» **Given request**:
Look through the material below for "Hands". Copy every line that contains it.

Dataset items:
(begin)
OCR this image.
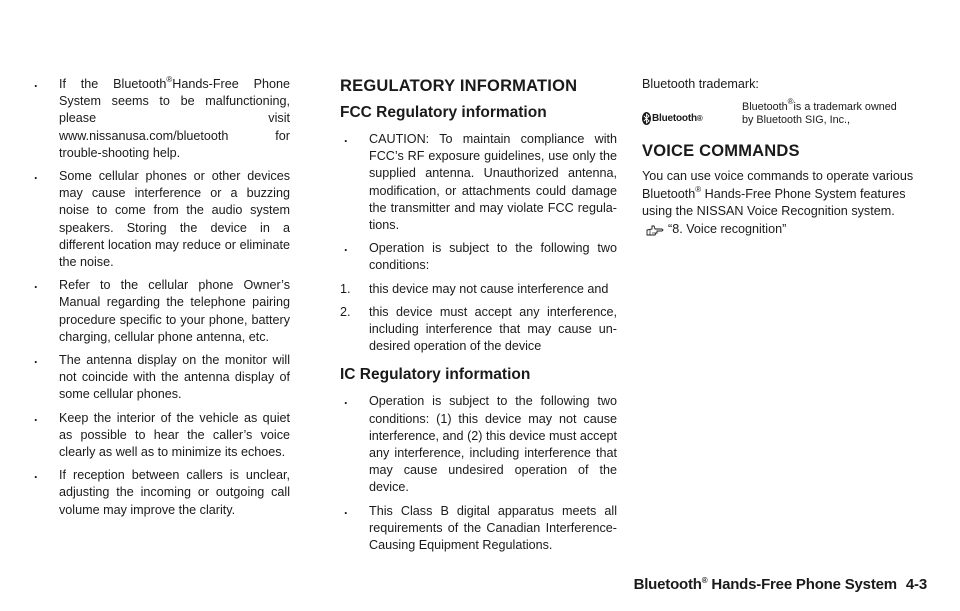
. If the Bluetooth®Hands-Free Phone System seems to be malfunctioning, please visit www.nissanusa.com/bluetooth for trouble-shooting help.
. Some cellular phones or other devices may cause interference or a buzzing noise to come from the audio system speakers. Storing the device in a different location may reduce or eliminate the noise.
. Refer to the cellular phone Owner’s Manual regarding the telephone pairing procedure specific to your phone, battery charging, cellular phone antenna, etc.
. The antenna display on the monitor will not coincide with the antenna display of some cellular phones.
. Keep the interior of the vehicle as quiet as possible to hear the caller’s voice clearly as well as to minimize its echoes.
. If reception between callers is unclear, adjusting the incoming or outgoing call volume may improve the clarity.
REGULATORY INFORMATION
FCC Regulatory information
. CAUTION: To maintain compliance with FCC’s RF exposure guidelines, use only the supplied antenna. Unauthorized antenna, modification, or attachments could damage the transmitter and may violate FCC regula-tions.
. Operation is subject to the following two conditions:
1. this device may not cause interference and
2. this device must accept any interference, including interference that may cause un-desired operation of the device
IC Regulatory information
. Operation is subject to the following two conditions: (1) this device may not cause interference, and (2) this device must accept any interference, including interference that may cause undesired operation of the device.
. This Class B digital apparatus meets all requirements of the Canadian Interference-Causing Equipment Regulations.

Bluetooth trademark:

Bluetooth ®
Bluetooth®is a trademark owned
by Bluetooth SIG, Inc.,
VOICE COMMANDS

You can use voice commands to operate various Bluetooth® Hands-Free Phone System features using the NISSAN Voice Recognition system.

“8. Voice recognition”
Bluetooth® Hands-Free Phone System 4-3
(end)
» **Solution**:
. If the Bluetooth®Hands-Free Phone System seems to be malfunctioning, please visit www.nissanusa.com/bluetooth for trouble-shooting help.
You can use voice commands to operate various Bluetooth® Hands-Free Phone System features using the NISSAN Voice Recognition system.
Bluetooth® Hands-Free Phone System 4-3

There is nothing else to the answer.